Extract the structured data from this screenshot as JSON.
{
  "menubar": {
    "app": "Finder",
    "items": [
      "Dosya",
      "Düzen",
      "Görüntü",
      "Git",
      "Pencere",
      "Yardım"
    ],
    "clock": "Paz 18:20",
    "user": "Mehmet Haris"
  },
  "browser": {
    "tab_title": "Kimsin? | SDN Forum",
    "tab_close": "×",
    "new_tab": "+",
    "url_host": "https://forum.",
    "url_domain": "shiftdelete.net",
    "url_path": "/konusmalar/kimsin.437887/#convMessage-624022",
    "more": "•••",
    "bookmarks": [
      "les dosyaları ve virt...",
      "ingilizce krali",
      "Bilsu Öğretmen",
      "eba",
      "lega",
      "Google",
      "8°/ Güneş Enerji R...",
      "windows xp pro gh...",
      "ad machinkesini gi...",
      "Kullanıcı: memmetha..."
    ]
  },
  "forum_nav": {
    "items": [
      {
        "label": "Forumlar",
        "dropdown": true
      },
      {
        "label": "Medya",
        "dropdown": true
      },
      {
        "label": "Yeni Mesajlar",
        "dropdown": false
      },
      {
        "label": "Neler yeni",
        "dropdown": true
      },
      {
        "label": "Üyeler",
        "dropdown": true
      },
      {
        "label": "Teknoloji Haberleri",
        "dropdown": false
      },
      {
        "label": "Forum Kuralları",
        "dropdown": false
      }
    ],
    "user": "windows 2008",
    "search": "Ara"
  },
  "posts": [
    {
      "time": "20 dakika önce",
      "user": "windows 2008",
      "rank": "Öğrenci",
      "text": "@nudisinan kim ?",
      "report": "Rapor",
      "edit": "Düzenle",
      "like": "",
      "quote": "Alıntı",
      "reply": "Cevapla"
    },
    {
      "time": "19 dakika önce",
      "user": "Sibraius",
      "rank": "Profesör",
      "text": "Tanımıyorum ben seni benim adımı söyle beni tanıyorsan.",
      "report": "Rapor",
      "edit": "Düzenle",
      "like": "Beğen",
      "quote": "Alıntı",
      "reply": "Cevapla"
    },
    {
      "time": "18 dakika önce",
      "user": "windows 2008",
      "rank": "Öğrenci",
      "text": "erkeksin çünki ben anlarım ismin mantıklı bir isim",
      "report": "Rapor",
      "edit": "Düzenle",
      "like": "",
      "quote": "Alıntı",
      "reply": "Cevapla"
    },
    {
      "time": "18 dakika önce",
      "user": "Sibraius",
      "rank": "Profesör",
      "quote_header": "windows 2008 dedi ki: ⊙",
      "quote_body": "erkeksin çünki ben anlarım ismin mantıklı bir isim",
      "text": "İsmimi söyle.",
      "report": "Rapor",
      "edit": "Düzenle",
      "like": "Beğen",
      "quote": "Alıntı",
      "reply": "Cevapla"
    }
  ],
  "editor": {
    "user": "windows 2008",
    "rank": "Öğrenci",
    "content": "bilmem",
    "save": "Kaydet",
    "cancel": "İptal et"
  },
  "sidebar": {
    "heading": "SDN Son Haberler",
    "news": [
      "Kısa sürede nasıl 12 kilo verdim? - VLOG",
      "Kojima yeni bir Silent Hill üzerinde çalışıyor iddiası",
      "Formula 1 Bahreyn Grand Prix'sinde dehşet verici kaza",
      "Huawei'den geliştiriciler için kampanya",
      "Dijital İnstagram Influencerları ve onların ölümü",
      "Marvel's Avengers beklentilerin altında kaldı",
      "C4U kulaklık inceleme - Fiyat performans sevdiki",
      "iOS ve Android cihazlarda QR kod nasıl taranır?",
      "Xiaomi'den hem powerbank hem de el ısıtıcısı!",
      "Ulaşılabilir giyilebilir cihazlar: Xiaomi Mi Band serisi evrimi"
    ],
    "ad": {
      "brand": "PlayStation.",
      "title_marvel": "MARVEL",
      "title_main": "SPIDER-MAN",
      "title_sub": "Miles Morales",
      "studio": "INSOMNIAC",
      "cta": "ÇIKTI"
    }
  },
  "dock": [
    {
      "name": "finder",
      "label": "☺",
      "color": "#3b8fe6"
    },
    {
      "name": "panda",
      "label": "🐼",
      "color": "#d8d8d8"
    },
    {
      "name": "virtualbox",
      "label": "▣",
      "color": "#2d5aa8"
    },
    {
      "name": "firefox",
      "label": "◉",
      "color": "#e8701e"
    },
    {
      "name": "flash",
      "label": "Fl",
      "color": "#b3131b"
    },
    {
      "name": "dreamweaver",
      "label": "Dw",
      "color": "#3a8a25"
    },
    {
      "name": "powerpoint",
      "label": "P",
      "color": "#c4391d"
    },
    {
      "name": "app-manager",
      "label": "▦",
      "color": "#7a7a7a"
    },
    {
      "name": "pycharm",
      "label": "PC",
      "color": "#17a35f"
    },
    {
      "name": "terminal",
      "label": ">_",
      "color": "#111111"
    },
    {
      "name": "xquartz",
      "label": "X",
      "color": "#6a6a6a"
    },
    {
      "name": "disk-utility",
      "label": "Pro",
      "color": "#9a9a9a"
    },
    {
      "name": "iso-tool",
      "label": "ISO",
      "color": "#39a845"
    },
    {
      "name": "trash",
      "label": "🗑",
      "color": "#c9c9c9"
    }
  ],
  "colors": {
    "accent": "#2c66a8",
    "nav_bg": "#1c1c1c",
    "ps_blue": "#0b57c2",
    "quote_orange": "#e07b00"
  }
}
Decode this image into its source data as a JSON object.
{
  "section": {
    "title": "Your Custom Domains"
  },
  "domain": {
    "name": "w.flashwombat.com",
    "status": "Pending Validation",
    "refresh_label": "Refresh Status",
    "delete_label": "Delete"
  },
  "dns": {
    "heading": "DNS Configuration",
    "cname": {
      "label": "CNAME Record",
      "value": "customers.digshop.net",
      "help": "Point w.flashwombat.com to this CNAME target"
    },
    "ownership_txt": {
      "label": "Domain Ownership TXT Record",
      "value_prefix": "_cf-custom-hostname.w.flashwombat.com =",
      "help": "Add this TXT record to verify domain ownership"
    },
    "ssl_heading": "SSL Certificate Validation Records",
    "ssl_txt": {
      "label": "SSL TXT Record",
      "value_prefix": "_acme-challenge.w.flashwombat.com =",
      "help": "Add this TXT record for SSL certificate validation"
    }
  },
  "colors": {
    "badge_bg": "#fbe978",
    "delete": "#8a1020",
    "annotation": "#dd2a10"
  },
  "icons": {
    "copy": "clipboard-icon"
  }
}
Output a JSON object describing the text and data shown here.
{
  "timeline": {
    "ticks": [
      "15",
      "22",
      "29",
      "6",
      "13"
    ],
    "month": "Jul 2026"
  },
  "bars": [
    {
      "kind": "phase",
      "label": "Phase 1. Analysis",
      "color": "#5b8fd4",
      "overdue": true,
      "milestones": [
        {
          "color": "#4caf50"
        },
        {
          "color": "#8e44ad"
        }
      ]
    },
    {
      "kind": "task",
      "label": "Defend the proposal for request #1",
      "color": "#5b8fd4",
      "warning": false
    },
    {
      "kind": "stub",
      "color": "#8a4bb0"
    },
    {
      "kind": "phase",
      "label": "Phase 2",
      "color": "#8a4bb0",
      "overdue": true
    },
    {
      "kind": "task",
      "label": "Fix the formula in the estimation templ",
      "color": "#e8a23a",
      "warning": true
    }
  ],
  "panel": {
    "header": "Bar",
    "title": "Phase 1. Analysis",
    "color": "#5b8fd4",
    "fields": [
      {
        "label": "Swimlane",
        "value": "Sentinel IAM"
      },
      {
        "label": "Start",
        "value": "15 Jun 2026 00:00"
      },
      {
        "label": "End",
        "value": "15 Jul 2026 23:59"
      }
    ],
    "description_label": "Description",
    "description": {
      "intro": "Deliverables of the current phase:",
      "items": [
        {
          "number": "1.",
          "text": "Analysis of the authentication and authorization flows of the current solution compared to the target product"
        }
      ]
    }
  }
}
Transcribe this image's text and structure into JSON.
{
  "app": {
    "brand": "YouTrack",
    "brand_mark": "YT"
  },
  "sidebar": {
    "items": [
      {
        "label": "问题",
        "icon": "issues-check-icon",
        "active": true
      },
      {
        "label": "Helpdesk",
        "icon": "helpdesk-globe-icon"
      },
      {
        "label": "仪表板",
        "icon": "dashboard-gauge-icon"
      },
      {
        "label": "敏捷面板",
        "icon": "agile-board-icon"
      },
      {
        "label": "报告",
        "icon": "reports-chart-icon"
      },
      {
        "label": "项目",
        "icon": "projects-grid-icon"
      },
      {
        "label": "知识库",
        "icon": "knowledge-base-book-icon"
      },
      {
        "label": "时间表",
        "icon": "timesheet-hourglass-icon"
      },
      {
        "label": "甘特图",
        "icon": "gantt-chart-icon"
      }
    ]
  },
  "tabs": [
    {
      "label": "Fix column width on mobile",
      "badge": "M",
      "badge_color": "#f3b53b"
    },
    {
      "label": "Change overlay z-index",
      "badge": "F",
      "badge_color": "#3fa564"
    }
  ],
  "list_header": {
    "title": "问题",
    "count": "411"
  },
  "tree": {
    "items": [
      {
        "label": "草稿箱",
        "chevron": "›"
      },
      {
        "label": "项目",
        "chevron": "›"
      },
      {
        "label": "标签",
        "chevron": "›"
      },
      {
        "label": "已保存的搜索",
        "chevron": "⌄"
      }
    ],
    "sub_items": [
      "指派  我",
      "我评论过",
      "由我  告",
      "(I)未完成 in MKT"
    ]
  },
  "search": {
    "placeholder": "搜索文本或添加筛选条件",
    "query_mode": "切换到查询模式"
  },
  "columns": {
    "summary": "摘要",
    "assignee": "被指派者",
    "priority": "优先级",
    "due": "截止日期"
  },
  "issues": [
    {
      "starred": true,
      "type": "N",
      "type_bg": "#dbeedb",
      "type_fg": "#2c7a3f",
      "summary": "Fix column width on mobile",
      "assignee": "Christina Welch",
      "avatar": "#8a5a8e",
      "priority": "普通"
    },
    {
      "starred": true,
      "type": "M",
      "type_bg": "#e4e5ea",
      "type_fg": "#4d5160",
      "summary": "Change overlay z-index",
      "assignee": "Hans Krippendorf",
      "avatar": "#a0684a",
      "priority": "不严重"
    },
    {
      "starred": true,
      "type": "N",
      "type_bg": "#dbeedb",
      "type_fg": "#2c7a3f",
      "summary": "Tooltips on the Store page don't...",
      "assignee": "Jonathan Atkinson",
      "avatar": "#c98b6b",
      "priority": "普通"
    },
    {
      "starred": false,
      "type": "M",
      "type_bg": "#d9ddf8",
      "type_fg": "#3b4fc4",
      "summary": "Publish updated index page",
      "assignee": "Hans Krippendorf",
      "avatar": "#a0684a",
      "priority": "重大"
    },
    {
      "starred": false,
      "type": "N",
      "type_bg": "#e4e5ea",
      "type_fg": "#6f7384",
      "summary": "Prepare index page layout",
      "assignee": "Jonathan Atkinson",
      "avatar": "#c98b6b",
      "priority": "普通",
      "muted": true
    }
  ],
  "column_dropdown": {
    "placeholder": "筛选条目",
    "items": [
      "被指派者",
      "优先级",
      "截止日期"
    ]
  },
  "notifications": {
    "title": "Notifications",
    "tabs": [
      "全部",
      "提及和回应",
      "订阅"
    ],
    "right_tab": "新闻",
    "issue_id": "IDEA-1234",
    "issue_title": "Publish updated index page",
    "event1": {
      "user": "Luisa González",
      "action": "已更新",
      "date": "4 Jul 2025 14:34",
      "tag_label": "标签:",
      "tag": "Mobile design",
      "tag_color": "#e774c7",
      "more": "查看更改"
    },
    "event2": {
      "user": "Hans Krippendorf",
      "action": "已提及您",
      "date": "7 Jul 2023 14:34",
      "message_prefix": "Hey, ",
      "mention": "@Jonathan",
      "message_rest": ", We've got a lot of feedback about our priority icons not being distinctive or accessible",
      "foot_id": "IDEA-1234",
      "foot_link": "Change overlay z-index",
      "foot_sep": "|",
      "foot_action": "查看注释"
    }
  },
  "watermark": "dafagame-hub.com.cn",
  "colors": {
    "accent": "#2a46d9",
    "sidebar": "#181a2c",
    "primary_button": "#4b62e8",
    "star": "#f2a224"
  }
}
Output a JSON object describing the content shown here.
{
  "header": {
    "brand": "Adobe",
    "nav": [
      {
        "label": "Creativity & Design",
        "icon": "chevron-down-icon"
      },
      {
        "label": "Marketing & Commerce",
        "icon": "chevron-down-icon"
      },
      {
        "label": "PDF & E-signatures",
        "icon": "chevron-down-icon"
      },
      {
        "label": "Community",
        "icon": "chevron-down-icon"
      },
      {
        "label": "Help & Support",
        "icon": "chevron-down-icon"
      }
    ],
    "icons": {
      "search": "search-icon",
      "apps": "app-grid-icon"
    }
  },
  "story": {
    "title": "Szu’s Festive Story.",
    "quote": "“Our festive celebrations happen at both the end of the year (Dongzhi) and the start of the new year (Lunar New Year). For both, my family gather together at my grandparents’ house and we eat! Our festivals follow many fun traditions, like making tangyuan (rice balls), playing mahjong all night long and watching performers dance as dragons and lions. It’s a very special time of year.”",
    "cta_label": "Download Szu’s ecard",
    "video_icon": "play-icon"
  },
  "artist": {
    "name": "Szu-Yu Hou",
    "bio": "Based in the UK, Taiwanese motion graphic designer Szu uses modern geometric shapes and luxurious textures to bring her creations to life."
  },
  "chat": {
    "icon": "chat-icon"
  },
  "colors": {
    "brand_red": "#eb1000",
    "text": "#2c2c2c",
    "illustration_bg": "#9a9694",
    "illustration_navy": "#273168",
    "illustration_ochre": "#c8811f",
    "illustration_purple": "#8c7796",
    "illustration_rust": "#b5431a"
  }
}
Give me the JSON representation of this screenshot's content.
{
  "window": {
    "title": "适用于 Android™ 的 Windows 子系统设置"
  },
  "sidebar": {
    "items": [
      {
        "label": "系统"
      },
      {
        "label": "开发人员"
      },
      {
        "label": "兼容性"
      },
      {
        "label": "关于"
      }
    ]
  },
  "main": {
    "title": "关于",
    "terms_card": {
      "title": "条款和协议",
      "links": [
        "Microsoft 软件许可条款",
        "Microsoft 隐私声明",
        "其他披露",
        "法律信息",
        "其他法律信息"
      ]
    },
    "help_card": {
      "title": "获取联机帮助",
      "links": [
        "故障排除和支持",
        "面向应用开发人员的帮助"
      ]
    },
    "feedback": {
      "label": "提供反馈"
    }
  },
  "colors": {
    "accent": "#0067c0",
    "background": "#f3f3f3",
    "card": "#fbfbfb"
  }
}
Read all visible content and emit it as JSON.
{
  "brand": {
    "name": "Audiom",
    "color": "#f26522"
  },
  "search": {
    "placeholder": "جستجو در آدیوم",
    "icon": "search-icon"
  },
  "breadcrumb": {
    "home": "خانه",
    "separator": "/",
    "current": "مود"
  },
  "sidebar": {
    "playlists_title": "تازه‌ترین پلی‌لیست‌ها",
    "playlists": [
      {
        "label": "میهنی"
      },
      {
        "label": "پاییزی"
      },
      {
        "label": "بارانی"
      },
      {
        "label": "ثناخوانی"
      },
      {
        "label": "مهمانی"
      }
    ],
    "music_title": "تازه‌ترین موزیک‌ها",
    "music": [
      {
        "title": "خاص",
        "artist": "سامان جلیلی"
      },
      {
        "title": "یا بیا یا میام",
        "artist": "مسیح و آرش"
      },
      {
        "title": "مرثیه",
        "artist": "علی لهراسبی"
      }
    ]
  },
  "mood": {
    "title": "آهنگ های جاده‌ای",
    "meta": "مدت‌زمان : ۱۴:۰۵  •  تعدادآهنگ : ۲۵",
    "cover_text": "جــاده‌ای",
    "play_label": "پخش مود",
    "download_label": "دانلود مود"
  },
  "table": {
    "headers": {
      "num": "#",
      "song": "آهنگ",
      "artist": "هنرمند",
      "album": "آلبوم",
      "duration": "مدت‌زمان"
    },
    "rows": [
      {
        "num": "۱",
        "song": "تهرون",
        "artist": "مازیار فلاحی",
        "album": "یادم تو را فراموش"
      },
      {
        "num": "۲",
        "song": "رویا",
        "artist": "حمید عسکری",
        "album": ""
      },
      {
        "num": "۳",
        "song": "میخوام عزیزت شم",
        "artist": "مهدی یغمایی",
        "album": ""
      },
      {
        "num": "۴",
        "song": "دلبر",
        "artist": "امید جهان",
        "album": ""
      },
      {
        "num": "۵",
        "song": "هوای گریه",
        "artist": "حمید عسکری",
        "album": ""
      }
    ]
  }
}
++++
▶ **WRITTEN EXERCISE**
Look through the entries above; copy every line holding the string "erkeksin".

▶ **EXPECTED ANSWER**
      "text": "erkeksin çünki ben anlarım ismin mantıklı bir isim",
      "quote_body": "erkeksin çünki ben anlarım ismin mantıklı bir isim",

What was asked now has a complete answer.